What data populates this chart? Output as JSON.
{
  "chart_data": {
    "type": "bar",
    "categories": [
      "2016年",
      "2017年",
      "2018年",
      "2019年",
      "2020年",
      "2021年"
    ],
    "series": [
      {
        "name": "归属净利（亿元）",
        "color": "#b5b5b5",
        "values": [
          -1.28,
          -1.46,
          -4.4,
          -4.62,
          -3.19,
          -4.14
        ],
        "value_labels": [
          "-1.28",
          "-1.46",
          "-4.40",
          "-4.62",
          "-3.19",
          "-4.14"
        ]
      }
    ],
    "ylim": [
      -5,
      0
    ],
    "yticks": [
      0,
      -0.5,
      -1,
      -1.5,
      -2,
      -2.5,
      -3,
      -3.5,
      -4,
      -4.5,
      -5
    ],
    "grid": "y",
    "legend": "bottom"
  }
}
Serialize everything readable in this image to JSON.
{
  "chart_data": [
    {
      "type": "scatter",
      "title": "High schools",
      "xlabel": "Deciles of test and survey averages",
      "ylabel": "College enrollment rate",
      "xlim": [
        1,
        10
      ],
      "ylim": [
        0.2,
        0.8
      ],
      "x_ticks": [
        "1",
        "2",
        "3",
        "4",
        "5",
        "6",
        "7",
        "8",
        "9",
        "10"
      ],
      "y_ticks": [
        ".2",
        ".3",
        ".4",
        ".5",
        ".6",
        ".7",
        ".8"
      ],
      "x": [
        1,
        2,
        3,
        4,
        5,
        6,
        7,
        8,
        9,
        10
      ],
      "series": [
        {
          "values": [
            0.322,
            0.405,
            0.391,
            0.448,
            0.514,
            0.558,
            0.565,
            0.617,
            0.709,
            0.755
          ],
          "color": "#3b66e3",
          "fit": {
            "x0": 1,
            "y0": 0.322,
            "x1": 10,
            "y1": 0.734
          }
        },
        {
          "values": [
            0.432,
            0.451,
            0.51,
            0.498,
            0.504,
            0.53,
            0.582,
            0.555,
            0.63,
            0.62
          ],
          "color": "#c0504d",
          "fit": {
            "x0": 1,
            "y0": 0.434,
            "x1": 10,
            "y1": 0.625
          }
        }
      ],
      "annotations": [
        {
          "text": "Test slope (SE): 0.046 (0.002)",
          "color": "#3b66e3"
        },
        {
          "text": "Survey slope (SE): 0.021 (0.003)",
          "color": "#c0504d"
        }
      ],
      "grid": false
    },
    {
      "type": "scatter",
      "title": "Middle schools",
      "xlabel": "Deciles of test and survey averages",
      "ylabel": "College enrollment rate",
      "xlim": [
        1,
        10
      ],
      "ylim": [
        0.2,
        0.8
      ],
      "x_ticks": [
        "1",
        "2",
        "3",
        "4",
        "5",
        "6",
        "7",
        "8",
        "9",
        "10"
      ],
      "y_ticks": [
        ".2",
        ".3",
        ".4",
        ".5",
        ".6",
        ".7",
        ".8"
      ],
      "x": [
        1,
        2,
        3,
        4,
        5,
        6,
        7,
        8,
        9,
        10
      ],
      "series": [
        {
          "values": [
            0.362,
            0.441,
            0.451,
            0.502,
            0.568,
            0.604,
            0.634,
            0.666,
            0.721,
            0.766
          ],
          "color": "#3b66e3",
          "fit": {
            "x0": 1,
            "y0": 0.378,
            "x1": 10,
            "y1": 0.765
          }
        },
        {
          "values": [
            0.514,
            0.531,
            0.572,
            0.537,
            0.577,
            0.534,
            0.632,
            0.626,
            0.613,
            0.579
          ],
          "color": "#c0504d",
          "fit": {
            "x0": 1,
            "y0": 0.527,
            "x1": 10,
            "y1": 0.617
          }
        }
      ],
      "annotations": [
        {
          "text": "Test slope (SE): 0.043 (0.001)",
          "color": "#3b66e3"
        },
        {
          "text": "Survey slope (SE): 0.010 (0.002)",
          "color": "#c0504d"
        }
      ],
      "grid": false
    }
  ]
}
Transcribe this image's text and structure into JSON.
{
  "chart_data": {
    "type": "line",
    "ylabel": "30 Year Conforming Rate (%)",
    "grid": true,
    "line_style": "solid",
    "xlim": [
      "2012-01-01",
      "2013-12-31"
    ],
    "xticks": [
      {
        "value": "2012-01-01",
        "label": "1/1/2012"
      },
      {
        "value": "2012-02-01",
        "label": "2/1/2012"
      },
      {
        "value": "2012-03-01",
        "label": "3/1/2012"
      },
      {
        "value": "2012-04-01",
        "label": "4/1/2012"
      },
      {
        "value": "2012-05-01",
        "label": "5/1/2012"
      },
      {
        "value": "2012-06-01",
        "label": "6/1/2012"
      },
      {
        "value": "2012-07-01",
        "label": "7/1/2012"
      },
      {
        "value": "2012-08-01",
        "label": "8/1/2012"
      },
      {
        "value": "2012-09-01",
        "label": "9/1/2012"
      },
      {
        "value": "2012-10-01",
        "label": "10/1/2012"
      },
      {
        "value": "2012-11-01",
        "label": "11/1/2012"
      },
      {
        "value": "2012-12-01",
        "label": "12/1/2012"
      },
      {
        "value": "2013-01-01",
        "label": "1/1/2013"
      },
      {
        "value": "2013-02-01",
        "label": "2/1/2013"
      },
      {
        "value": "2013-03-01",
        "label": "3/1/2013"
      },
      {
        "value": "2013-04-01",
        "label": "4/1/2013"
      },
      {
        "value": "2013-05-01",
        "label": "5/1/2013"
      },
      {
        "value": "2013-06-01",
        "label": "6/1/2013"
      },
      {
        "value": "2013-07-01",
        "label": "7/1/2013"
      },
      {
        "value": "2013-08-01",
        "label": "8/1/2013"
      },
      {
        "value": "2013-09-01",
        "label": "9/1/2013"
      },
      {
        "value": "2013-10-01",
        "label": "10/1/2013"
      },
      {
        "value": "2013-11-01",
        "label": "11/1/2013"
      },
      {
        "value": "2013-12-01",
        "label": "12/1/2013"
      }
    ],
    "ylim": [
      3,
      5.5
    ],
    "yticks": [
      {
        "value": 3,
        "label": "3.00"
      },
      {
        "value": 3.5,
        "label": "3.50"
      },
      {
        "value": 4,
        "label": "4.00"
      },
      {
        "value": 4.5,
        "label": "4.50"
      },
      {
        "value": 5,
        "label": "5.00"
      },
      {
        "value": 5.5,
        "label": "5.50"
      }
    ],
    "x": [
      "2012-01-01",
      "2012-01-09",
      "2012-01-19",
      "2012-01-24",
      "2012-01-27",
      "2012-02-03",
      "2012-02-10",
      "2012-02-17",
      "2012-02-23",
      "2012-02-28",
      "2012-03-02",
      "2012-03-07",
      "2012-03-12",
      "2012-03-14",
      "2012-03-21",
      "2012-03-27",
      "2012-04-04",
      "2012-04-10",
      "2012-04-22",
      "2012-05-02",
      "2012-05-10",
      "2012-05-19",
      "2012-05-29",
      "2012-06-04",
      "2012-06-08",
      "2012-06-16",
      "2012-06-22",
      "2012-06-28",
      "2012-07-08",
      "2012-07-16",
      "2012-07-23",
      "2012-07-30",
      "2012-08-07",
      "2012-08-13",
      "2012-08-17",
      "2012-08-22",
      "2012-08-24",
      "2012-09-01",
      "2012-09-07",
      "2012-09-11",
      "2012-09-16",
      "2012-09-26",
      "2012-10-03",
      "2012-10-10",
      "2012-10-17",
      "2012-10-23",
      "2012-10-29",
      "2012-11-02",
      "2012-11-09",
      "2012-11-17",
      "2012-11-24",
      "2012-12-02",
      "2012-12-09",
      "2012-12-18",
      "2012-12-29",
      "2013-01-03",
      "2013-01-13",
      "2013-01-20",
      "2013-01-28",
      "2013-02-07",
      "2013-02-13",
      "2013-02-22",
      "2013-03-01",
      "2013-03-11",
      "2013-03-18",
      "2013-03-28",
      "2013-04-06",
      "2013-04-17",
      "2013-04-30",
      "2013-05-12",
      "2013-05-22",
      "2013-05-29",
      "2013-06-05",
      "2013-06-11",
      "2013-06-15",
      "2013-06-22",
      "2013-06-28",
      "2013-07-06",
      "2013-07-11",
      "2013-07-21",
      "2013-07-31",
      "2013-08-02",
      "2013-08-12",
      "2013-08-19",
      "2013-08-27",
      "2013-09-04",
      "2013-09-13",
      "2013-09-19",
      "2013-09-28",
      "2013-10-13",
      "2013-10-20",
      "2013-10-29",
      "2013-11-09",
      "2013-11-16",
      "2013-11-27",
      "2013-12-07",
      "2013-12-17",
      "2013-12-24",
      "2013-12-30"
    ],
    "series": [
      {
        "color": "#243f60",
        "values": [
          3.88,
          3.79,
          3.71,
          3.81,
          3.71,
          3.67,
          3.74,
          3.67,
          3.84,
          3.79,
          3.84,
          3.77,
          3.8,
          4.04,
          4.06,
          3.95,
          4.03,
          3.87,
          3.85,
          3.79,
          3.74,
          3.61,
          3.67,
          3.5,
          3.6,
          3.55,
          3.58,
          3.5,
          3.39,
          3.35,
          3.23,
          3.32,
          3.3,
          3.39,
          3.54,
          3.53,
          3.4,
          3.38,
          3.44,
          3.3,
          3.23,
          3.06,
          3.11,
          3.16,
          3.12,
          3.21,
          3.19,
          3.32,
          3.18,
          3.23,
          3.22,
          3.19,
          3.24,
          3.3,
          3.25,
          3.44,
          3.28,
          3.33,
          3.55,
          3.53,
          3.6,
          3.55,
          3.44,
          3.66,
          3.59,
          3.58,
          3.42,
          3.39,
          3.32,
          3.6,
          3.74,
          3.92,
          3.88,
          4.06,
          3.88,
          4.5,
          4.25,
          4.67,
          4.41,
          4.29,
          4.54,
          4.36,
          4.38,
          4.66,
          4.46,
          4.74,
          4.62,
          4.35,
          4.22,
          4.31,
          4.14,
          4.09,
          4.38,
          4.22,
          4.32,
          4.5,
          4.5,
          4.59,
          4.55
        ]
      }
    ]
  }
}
━━━
» Description of the task:
Pick out every line above that holds the word "text" and copy it.

» Full response:
          "text": "Test slope (SE): 0.046 (0.002)",
          "text": "Survey slope (SE): 0.021 (0.003)",
          "text": "Test slope (SE): 0.043 (0.001)",
          "text": "Survey slope (SE): 0.010 (0.002)",
Transcribe this image's text and structure into JSON.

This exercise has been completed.